**DIRECTIONS FOR THIS TASK:** Lift out each line of the data that holds "serum".

----------------

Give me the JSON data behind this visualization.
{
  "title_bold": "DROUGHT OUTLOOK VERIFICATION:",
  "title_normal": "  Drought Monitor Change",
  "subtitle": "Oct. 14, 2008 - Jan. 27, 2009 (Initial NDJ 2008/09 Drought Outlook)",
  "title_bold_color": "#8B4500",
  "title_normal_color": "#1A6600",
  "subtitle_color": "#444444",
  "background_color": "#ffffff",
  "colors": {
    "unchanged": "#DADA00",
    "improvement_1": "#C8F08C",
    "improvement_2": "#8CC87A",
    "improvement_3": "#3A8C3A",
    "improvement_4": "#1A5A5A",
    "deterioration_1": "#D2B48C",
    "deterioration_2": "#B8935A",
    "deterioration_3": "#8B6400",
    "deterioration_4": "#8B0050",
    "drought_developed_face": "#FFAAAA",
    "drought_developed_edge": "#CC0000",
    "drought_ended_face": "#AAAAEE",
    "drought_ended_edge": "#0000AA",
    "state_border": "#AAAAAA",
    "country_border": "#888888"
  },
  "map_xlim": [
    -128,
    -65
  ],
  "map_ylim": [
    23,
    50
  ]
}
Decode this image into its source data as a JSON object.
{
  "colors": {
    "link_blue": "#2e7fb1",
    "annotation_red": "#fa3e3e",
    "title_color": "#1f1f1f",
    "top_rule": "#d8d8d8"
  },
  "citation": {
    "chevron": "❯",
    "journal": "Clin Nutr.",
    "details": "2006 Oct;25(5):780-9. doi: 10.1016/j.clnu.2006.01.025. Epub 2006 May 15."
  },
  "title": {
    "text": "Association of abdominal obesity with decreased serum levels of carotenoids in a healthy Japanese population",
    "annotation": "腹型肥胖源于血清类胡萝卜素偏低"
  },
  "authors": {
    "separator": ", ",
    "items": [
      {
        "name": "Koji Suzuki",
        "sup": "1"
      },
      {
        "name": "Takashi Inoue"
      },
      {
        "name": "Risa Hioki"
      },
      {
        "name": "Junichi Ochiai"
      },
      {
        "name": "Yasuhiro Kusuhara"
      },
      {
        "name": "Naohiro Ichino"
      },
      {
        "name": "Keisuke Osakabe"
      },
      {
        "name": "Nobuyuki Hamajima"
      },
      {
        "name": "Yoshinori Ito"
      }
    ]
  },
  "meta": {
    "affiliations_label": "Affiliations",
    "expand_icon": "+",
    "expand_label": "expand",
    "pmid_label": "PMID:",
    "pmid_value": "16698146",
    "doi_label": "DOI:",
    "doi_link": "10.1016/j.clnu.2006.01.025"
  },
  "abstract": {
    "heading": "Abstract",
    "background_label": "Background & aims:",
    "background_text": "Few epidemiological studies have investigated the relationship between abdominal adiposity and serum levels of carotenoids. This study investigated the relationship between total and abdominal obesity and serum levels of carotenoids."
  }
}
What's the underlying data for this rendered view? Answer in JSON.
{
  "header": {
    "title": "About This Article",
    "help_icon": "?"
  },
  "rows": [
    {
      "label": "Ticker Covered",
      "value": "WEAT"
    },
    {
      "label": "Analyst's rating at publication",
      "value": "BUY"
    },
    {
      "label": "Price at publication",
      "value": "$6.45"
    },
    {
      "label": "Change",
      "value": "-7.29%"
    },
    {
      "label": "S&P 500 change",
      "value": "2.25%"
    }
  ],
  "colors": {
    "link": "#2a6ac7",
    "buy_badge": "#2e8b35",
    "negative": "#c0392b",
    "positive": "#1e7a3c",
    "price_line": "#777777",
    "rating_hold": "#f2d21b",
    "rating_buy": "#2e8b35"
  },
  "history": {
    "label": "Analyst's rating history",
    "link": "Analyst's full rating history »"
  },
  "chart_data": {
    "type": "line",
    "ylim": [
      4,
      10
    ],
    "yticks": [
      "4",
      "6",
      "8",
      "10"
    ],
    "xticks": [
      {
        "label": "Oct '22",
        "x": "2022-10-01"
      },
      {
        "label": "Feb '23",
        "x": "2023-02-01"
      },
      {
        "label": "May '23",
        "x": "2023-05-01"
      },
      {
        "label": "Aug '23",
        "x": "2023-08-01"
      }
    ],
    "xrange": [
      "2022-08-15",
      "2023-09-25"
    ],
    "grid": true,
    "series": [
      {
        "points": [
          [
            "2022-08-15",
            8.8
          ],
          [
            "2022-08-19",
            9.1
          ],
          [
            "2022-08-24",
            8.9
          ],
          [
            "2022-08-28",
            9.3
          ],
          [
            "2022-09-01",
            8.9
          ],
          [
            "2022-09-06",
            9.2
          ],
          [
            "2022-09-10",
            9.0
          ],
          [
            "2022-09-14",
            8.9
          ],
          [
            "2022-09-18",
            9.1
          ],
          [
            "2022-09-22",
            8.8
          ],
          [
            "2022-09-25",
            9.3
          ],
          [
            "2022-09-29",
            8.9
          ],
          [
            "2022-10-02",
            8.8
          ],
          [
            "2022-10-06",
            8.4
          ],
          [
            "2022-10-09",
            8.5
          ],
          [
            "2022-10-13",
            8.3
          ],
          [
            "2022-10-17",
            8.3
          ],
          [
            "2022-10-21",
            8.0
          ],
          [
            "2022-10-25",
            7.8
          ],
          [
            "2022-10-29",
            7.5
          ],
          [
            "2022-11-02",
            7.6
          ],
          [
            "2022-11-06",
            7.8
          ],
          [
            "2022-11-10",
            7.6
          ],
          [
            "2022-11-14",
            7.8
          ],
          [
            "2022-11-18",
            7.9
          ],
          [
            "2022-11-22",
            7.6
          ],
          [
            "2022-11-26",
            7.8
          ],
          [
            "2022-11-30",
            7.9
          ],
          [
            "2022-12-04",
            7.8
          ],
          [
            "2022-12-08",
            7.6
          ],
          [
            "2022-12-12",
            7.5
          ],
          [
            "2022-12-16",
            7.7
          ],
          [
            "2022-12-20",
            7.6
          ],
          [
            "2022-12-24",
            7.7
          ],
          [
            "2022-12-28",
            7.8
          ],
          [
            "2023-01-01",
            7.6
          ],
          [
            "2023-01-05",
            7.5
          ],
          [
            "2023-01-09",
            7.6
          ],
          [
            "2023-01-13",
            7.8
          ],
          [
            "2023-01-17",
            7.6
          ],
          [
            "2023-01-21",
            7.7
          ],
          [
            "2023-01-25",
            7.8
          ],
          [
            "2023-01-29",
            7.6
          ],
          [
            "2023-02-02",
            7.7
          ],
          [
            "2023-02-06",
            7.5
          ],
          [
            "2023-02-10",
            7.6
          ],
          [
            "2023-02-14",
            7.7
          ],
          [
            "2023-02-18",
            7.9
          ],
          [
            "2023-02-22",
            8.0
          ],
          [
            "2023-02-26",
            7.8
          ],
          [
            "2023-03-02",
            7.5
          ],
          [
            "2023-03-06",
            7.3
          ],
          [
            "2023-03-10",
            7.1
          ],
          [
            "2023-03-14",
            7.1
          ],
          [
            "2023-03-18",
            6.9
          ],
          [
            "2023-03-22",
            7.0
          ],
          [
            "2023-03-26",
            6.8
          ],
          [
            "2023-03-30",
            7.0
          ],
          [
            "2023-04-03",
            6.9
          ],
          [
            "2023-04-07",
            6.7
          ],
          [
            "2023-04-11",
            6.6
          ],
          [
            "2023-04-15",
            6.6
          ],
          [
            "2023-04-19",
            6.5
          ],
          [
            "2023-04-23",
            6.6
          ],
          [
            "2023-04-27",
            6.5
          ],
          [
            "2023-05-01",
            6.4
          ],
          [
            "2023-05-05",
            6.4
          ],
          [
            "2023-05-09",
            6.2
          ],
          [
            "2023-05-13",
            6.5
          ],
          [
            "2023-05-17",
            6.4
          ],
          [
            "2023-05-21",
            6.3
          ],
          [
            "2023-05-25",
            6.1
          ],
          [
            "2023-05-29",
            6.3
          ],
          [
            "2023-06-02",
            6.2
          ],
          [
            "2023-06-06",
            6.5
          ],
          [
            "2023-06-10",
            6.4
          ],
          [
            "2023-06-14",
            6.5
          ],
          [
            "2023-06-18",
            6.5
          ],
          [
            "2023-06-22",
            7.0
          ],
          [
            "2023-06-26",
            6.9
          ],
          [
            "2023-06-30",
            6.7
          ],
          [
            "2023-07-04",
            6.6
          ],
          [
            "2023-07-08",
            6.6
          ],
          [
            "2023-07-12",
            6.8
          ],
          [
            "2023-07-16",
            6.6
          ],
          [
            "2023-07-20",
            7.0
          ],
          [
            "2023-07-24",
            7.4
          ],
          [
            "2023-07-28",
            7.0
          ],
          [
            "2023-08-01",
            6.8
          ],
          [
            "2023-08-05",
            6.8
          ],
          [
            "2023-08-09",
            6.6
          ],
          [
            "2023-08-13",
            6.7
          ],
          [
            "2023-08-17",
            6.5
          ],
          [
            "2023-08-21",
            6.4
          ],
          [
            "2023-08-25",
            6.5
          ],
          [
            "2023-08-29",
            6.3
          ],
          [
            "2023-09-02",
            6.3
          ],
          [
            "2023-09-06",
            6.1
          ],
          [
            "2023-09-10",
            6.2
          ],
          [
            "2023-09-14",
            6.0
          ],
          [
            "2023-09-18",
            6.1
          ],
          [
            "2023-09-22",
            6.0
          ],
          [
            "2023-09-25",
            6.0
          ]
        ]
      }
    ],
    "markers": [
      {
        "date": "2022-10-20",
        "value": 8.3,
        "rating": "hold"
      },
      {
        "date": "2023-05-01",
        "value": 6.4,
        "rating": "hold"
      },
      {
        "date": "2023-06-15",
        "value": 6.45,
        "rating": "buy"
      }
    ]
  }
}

----------------

**ANSWER FOR THE TASK:**
    "text": "Association of abdominal obesity with decreased serum levels of carotenoids in a healthy Japanese population",
    "background_text": "Few epidemiological studies have investigated the relationship between abdominal adiposity and serum levels of carotenoids. This study investigated the relationship between total and abdominal obesity and serum levels of carotenoids."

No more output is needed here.